— BEGIN SUPPLIED MATERIAL —

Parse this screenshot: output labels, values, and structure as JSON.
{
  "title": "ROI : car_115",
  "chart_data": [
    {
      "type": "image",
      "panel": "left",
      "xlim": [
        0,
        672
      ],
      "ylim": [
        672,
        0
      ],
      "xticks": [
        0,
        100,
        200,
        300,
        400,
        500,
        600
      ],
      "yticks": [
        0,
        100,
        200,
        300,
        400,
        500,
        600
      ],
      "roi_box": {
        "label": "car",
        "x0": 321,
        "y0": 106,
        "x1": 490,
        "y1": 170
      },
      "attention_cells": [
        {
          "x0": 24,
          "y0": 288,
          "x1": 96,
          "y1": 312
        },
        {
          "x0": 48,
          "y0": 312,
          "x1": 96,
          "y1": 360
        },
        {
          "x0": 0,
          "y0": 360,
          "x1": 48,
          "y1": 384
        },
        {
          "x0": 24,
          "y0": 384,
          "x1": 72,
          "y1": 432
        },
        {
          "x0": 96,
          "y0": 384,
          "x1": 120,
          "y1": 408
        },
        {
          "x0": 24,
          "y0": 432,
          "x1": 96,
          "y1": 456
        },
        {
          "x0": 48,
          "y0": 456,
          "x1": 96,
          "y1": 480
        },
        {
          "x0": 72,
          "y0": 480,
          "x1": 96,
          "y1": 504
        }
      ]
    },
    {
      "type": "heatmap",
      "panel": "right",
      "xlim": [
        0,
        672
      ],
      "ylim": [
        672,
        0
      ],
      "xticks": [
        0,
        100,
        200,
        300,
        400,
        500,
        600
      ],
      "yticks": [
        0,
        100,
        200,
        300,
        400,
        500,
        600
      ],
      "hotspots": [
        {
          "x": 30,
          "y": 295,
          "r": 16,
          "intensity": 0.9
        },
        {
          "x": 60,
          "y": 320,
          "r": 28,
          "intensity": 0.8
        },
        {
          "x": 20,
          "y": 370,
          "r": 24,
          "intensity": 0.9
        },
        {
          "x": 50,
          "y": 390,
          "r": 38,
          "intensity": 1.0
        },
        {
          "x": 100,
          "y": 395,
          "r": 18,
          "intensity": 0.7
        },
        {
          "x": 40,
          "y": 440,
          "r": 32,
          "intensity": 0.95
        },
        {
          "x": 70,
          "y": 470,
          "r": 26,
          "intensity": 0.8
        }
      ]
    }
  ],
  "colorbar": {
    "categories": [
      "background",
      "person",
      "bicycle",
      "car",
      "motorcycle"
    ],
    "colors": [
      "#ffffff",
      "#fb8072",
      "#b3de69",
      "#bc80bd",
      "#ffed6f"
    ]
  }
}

— END SUPPLIED MATERIAL —

▶ _GIVEN PROBLEM_
Look through the entries above for the word "intensity". Copy every line where it shows up.

▶ _REPLY_
          "intensity": 0.9
          "intensity": 0.8
          "intensity": 0.9
          "intensity": 1.0
          "intensity": 0.7
          "intensity": 0.95
          "intensity": 0.8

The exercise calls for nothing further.